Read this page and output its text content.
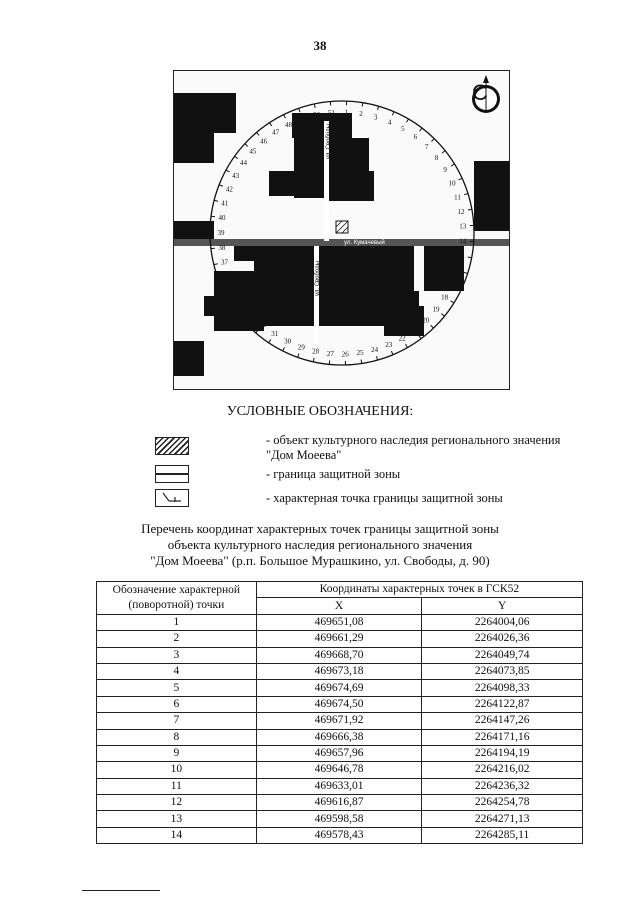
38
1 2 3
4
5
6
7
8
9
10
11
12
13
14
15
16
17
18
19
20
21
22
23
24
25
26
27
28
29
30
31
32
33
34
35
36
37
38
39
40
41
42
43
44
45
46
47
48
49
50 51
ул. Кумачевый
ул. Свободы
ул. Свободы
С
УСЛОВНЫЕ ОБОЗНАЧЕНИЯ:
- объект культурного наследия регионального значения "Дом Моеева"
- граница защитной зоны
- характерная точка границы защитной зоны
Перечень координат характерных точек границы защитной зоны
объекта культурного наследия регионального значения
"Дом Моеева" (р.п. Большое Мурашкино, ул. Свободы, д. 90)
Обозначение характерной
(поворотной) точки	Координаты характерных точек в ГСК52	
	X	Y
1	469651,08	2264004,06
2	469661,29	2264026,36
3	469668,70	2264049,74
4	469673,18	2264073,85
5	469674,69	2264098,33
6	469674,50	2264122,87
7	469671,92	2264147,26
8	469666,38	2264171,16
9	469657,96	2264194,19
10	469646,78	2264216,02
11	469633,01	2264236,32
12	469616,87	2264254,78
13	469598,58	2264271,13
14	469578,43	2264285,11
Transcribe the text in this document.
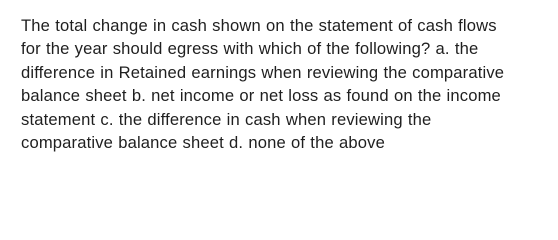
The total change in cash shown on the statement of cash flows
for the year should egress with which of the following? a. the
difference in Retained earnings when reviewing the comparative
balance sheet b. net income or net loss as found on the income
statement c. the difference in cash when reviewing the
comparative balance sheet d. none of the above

---

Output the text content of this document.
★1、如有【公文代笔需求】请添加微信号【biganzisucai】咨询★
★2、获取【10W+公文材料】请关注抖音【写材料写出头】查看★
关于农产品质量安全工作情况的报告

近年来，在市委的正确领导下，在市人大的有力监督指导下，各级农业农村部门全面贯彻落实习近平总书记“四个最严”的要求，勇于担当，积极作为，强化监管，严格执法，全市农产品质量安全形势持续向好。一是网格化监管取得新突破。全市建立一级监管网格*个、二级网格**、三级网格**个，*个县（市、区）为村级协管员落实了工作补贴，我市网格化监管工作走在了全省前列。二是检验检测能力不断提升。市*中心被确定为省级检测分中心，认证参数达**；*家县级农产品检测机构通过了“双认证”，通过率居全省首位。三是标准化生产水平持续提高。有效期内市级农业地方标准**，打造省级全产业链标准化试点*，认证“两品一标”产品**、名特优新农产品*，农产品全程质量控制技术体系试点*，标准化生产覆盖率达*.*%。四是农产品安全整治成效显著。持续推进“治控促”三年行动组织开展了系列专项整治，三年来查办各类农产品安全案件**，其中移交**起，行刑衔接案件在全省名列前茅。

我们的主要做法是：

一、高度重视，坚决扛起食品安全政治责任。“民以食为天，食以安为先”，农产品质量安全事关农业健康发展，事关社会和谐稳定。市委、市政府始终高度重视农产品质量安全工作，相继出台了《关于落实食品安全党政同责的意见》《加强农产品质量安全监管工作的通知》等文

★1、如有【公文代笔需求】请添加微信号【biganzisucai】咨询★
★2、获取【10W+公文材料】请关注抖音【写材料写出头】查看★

**What you are asked to do:** Pull out every line containing "sheet".

**Exercise response:**
balance sheet b. net income or net loss as found on the income
comparative balance sheet d. none of the above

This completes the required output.